Metin =
§

Danıştay 13. Daire Başkanlığı 2021/2963 E. , 2021/3015 K.
T.C.
D A N I Ş T A Y
ONÜÇÜNCÜ DAİRE
Esas No : 2021/2963
Karar No : 2021/3015
DAVACI : … Elektrik Üretim A.Ş.
VEKİLİ : Av. …
DAVALI : … Kurumu
VEKİLİ : Av. …
DAVANIN KONUSU :
26/11/2016 tarih ve 29900 sayılı Resmî Gazete'de yayımlanan … tarih ve … sayılı 'Geri Ödemeye Esas Gerçekleşen Yatırım Tutarı Tespit Metodolojisi'nin kabul edildiğine ilişkin Enerji Piyasası Düzenleme Kurulu (Kurul) kararının iptali istenilmektedir.

§

Sağlanan Kayıtlar =
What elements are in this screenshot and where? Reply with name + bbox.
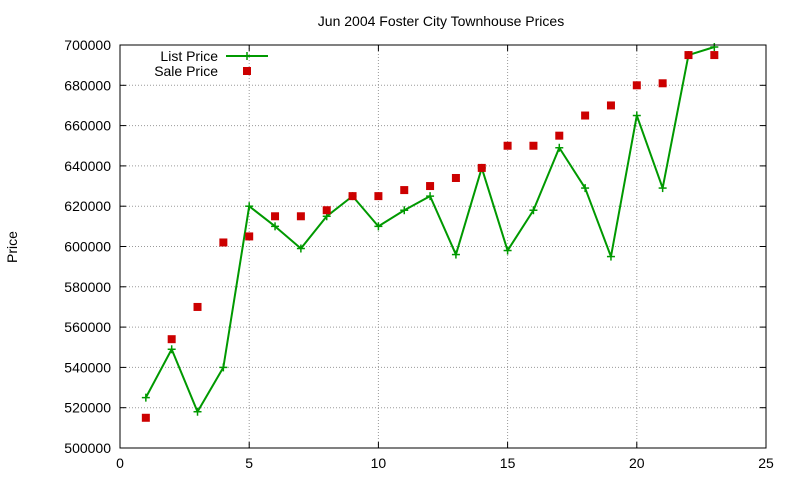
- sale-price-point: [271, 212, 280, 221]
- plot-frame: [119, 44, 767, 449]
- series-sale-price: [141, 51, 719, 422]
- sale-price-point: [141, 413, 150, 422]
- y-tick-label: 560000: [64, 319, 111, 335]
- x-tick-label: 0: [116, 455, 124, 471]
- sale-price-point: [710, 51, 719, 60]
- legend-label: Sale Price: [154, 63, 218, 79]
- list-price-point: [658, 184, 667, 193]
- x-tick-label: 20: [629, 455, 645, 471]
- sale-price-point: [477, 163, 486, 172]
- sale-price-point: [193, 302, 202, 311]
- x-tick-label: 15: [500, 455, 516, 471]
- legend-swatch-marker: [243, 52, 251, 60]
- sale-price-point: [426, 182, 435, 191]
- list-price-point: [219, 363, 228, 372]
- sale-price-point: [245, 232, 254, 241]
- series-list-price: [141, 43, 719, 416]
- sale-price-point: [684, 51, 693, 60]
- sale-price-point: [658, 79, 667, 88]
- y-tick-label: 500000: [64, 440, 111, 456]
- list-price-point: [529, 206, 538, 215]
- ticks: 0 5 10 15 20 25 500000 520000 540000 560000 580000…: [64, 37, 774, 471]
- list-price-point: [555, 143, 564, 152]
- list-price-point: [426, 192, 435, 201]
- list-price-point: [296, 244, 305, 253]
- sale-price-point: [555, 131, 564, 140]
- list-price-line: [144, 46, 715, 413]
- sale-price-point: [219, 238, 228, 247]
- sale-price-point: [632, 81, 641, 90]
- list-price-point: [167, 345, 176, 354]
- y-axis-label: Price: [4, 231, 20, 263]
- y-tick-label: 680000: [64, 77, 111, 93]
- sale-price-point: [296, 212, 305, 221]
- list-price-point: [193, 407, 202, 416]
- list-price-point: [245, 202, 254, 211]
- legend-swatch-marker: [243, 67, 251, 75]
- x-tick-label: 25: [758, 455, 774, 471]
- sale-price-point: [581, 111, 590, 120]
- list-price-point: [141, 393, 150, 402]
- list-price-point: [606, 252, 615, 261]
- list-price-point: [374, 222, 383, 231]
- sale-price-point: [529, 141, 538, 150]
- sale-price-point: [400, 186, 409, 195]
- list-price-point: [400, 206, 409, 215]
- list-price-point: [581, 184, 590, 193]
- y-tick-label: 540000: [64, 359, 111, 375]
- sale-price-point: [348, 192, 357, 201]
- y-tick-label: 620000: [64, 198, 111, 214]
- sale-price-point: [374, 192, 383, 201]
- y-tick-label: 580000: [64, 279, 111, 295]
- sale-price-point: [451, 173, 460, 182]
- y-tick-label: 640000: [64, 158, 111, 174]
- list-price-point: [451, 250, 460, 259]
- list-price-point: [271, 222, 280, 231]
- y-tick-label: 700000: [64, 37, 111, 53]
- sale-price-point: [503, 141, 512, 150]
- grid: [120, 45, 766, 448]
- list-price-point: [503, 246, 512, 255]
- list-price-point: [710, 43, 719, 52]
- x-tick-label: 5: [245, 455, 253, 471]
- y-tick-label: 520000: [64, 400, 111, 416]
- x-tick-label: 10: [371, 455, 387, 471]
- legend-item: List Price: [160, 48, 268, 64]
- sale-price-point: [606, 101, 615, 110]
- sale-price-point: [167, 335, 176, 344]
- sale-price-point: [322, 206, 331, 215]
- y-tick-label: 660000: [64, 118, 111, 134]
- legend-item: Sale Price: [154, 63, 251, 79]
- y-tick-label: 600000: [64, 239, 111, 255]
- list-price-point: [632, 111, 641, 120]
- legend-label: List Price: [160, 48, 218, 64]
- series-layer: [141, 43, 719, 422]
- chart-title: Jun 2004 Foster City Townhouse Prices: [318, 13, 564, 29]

§

Yapılacak Görevler =
- A) Danıştay kararına göre iptali istenen Kurul kararı hangi tarih ve sayılı Resmî Gazete'de yayımlanmıştır?
- B) Danıştay kararını kaldığı yerden devam ettirin.

Verilen Yanıtlar =
- A) 26/11/2016 tarih ve 29900 sayılı Resmî Gazete'de.

- B)
DAVACININ İDDİALARI :
Üretim lisansı sahiplerinin ihtiyaç duydukları enerji iletim hatlarını ve tesislerini yatırım bedeli geri ödenmek kaydıyla kurma imkânının bulunduğu, kanun koyucunun muradının yatırım tutarının gerçek değerinin geri ödenmesi olduğu, kullanıcılara yatırım tutarının gerçek değerinin altında ödeme yapılmasına neden olan 2010 yılı metodolojisinin yargı kararıyla iptal edildiği, bu iptal kararında yer alan gerekçeler dikkate alınmadan dava konusu metodolojinin kabul edildiği, söz konusu metodolojide gerçek yatırım bedelini değil, mümkün olan en düşük yatırım bedelini belirlemeye yönelik bir yaklaşım benimsendiği, 4734 sayılı Kamu İhale Kanunu uyarınca ihalesi yapılan işlere ilişkin sözleşme fiyatlarının esas alınmaya devam edildiği, araziden veya coğrafi konumdan kaynaklanan maliyet artışlarının sadece daha fazla demir kullanımıyla sınırlı olmadığı, eskalasyon uygulanmayacak tesislerin bağlantı anlaşması tarihi ile geçici kabul tarihi arasındaki süre uzadıkça ve referans alınan sözleşme tarihi bağlantı anlaşmasının tarihine yaklaştıkça kaybın artacağı ileri sürülmüştür.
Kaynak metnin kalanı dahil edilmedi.